— 取り組む課題 —
**a)** 高齢者の排尿障害についての本文では、重たい物を持った時などお腹に力がかかった時に尿が漏れる尿失禁を何と呼んでいますか。
**b)** 高齢者の排尿障害についての本文を、最後の文の後から続けて書いてください。

— 本文 —

—————

高齢者の排尿障害は男女で大きな差があります。

男性には前立腺と陰茎があります。加齢とともに前立腺肥大および前立腺癌の発症率が高まることより尿道に圧がかかりやすい構造になっていること、また陰茎のある分だけ尿道が女性よりもかなり長いことより、排尿困難を生じることが多いです。

以上より、1は誤りです。

女性はもともと尿道が短いことに加え、加齢とともに閉経後のエストロゲン欠乏や骨盤底筋群の弛緩などにより、尿道閉鎖圧の低下や機能的尿道長の低下が生じ、尿失禁をきたす確率が高いです。

尿失禁には

①重たい物を持った時などお腹に力がかかった時に尿が漏れる腹圧性尿失禁

②急に尿がしたくなって我慢できなくなる切迫性尿失禁

③自分ではうまく尿が出せないのに少しずつ漏れてしまう溢流性尿失禁

④排尿機能は正常にもかかわらず、尿路系には異常がないにも関わらず身体運動機能の低下や認知症が原因でおこる機能性尿失禁

の4種類があります。

—————

— 抜粋データ —
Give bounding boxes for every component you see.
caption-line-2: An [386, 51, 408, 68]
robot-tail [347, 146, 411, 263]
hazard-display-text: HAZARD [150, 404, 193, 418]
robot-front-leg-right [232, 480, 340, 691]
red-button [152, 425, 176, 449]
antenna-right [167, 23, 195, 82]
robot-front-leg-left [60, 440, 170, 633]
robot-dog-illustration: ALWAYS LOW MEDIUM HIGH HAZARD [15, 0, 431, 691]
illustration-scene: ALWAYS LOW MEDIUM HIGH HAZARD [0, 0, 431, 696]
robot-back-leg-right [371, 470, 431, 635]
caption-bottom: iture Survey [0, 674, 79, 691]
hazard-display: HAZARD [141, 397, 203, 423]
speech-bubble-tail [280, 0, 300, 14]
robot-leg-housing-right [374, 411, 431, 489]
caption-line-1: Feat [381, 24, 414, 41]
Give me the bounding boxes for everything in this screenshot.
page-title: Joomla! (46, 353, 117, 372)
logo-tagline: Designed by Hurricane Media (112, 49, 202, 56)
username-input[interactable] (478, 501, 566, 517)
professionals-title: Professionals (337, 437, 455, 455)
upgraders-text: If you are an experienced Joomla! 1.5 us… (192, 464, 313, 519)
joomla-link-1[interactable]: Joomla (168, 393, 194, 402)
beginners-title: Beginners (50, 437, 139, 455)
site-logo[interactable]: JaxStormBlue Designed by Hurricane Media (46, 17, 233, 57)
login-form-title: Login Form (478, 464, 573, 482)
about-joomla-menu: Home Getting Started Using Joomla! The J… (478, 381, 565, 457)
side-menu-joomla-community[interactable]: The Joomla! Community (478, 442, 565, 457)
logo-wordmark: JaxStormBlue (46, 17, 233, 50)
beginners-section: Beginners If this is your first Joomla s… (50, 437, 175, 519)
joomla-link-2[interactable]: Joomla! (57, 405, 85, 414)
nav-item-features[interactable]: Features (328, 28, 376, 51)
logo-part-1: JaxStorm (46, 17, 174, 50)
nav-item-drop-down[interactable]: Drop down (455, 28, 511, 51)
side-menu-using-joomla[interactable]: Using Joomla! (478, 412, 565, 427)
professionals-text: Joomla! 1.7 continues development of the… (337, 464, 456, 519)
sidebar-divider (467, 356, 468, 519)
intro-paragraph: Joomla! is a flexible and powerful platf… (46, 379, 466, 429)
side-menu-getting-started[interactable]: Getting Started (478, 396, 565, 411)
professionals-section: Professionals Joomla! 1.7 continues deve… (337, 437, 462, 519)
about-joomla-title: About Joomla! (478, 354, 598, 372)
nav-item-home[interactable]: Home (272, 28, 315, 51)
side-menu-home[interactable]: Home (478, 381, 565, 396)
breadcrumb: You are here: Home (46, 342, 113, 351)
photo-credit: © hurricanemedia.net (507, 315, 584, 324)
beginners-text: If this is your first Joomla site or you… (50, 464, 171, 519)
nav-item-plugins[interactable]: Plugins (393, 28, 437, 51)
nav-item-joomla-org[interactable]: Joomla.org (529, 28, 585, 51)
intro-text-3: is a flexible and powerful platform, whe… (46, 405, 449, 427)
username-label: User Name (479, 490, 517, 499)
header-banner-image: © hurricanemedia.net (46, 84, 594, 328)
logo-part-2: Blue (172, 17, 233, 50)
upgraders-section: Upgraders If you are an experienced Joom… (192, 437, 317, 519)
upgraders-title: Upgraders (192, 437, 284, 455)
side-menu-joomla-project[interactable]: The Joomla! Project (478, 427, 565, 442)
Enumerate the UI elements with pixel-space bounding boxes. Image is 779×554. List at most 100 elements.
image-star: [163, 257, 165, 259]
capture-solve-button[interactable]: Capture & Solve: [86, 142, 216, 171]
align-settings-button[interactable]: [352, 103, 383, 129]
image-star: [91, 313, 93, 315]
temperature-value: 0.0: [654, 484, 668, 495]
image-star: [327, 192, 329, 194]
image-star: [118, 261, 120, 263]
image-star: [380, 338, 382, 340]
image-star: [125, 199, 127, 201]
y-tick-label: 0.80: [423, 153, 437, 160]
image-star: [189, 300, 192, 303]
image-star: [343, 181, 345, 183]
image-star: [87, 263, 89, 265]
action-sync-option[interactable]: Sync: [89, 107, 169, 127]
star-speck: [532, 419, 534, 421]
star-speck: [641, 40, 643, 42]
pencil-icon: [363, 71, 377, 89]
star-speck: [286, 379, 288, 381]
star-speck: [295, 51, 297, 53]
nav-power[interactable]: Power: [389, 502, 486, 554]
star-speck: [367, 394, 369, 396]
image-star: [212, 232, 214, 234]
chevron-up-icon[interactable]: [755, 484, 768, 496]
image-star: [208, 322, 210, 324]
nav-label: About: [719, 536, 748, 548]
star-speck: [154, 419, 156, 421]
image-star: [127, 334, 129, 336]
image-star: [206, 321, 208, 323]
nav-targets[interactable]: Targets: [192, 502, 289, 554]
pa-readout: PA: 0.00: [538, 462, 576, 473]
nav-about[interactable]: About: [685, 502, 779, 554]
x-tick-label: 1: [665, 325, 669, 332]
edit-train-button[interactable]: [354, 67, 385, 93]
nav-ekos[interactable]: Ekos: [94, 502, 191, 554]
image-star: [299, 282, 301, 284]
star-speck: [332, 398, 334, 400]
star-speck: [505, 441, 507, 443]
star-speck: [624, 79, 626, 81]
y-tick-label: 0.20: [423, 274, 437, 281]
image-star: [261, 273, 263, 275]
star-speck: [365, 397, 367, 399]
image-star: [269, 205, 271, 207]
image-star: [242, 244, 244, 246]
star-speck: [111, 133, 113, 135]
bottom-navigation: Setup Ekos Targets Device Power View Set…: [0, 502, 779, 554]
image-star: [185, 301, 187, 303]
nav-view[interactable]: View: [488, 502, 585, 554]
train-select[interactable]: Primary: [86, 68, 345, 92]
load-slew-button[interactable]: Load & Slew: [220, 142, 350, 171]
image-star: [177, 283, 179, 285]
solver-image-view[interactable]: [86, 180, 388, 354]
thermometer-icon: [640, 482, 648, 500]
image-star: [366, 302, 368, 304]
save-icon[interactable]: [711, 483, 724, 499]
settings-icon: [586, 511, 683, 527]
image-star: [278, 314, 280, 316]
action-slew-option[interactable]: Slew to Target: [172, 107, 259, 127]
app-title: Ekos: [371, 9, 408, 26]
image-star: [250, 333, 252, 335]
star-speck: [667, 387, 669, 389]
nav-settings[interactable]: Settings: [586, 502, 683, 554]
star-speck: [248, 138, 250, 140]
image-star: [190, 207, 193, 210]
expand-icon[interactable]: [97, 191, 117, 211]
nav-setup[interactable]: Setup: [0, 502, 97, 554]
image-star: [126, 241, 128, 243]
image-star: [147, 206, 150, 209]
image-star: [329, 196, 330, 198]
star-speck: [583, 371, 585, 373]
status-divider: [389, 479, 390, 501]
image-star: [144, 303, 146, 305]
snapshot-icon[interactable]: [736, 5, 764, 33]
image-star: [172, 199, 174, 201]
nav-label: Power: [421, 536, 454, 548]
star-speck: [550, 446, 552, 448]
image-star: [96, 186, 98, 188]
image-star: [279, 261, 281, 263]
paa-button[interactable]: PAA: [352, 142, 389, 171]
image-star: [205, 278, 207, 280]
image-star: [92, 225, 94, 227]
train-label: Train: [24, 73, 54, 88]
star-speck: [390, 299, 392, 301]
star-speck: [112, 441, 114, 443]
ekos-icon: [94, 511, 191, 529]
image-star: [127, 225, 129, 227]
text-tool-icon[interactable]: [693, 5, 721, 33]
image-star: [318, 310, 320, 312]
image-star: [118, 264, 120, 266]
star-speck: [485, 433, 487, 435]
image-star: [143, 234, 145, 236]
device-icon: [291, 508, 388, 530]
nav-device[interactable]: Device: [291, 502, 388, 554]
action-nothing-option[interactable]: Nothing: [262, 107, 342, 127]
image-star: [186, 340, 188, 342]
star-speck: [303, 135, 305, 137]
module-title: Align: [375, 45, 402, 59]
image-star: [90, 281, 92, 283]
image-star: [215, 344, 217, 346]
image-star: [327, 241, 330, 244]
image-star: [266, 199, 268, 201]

—————

— あなたの解答 —
**a)** 腹圧性尿失禁と呼んでいます。

**b)**
このうち、①はほとんどが女性であり、4割を超える2000万人以上がり患しているといわれています。

②は原因不明なことも多いですが、前立腺肥大症や脳血管障害も原因となることがあります。③は前立腺肥大症の男性に多いです。

以上より、2が正解、3と5が誤りであることが判ります。

4⇒膀胱炎では頻尿、排尿時の不快感・痛みなどが主な症状です。膀胱炎の原因となった細菌が逆行性に腎臓まで入ると腎盂腎炎となり、悪寒・戦慄を伴うことがあります。